STATED PROBLEM:
Set the following entries down again exactly, line by line.

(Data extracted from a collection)
┏━━

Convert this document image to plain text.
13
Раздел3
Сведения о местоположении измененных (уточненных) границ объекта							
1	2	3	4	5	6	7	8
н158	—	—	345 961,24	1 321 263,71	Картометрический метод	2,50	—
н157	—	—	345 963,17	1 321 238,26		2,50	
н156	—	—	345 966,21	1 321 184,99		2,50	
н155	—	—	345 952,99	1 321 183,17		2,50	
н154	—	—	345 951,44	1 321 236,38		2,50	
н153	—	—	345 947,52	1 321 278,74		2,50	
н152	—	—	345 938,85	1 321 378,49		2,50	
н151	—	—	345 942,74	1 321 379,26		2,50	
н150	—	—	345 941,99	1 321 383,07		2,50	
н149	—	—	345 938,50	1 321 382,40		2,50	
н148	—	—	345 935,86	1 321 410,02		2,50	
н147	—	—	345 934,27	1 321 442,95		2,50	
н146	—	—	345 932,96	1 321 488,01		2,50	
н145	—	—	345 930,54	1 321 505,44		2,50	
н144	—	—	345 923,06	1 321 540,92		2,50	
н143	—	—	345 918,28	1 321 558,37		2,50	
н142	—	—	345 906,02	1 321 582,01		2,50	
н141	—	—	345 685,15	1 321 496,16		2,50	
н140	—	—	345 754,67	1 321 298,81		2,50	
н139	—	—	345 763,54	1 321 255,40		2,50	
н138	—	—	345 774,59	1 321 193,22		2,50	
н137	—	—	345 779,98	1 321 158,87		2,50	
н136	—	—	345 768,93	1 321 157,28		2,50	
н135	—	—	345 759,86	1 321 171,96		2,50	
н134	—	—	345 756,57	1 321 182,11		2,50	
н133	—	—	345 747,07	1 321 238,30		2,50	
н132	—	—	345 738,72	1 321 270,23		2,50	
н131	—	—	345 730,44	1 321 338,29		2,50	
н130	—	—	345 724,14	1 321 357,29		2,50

┗━━

ANSWER TO THE PROBLEM:
Convert this document image to plain text.
13
Раздел3
Сведения о местоположении измененных (уточненных) границ объекта							
1	2	3	4	5	6	7	8
н158	—	—	345 961,24	1 321 263,71	Картометрический метод	2,50	—
н157	—	—	345 963,17	1 321 238,26		2,50	
н156	—	—	345 966,21	1 321 184,99		2,50	
н155	—	—	345 952,99	1 321 183,17		2,50	
н154	—	—	345 951,44	1 321 236,38		2,50	
н153	—	—	345 947,52	1 321 278,74		2,50	
н152	—	—	345 938,85	1 321 378,49		2,50	
н151	—	—	345 942,74	1 321 379,26		2,50	
н150	—	—	345 941,99	1 321 383,07		2,50	
н149	—	—	345 938,50	1 321 382,40		2,50	
н148	—	—	345 935,86	1 321 410,02		2,50	
н147	—	—	345 934,27	1 321 442,95		2,50	
н146	—	—	345 932,96	1 321 488,01		2,50	
н145	—	—	345 930,54	1 321 505,44		2,50	
н144	—	—	345 923,06	1 321 540,92		2,50	
н143	—	—	345 918,28	1 321 558,37		2,50	
н142	—	—	345 906,02	1 321 582,01		2,50	
н141	—	—	345 685,15	1 321 496,16		2,50	
н140	—	—	345 754,67	1 321 298,81		2,50	
н139	—	—	345 763,54	1 321 255,40		2,50	
н138	—	—	345 774,59	1 321 193,22		2,50	
н137	—	—	345 779,98	1 321 158,87		2,50	
н136	—	—	345 768,93	1 321 157,28		2,50	
н135	—	—	345 759,86	1 321 171,96		2,50	
н134	—	—	345 756,57	1 321 182,11		2,50	
н133	—	—	345 747,07	1 321 238,30		2,50	
н132	—	—	345 738,72	1 321 270,23		2,50	
н131	—	—	345 730,44	1 321 338,29		2,50	
н130	—	—	345 724,14	1 321 357,29		2,50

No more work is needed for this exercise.